List each line of the data in which the string "Percentile" appears.

[Saved entries]
──────────────────────────────
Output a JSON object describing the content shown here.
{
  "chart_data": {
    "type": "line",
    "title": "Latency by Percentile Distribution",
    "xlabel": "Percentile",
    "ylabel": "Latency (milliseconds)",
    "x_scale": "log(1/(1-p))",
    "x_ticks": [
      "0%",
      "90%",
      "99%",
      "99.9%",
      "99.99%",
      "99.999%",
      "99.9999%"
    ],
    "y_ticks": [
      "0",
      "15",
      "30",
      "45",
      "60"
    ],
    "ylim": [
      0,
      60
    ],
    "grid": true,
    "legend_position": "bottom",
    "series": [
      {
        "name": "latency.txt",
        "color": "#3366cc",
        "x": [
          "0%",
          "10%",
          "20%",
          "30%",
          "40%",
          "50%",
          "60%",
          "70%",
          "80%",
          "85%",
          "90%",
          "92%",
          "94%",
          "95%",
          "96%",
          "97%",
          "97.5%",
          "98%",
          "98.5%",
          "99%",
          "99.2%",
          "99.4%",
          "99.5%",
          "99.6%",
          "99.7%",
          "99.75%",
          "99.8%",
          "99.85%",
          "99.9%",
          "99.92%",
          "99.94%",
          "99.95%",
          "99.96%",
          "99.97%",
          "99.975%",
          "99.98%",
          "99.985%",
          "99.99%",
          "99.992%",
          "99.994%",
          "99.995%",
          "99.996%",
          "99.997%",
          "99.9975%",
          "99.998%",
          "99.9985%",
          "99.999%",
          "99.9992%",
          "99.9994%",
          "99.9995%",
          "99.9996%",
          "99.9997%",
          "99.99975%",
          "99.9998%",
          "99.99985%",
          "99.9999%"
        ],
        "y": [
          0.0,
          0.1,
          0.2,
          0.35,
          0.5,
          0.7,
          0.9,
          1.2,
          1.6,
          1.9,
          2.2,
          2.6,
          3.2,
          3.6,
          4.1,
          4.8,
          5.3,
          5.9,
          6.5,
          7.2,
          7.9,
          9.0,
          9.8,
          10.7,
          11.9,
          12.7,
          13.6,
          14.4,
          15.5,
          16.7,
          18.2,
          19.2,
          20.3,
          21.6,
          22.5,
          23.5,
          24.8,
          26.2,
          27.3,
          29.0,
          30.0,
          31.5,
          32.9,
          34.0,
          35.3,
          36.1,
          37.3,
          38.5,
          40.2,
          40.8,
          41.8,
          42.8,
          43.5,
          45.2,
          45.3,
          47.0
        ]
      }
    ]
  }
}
──────────────────────────────
## Exercise answer:
    "title": "Latency by Percentile Distribution",
    "xlabel": "Percentile",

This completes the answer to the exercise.